Pick out and copy every line below that has the word "Quality".

— BEGIN Records for this exercise —

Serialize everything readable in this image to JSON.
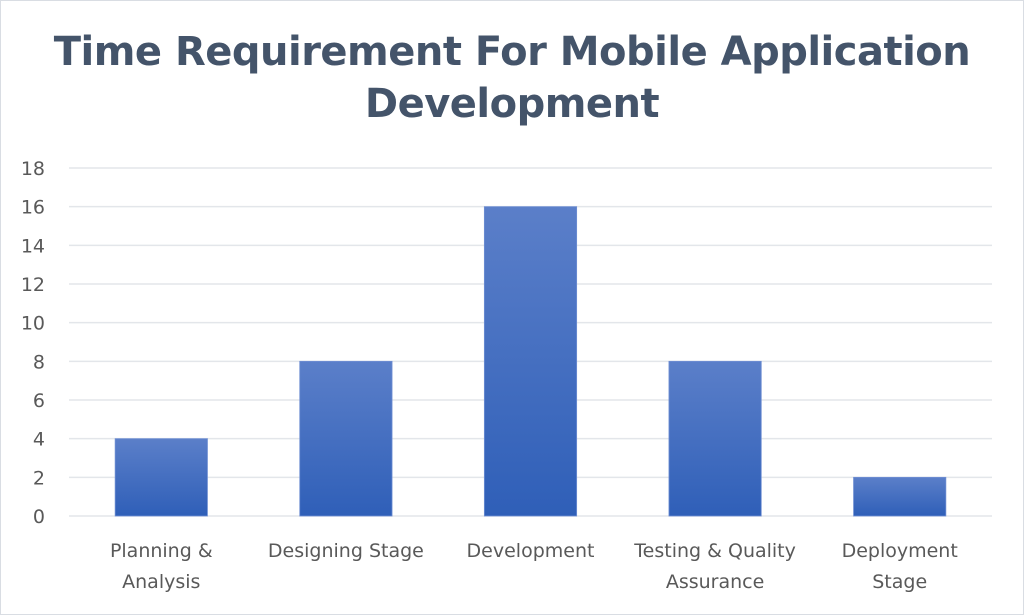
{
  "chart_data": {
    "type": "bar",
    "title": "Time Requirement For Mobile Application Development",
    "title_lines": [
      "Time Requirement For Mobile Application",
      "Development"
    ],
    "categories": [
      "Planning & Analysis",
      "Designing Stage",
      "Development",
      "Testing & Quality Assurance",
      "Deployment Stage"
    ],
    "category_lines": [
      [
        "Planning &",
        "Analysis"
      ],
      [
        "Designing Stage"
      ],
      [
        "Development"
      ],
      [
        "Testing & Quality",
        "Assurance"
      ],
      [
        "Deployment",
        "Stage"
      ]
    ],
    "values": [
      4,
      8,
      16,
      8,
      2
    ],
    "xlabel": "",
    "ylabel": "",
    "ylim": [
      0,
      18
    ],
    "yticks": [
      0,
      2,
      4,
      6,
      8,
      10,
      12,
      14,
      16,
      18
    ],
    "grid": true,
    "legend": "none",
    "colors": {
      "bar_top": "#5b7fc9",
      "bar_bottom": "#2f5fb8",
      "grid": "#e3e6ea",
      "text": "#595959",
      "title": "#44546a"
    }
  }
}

— END Records for this exercise —

▸ **Exercise response**:
      "Testing & Quality Assurance",
        "Testing & Quality",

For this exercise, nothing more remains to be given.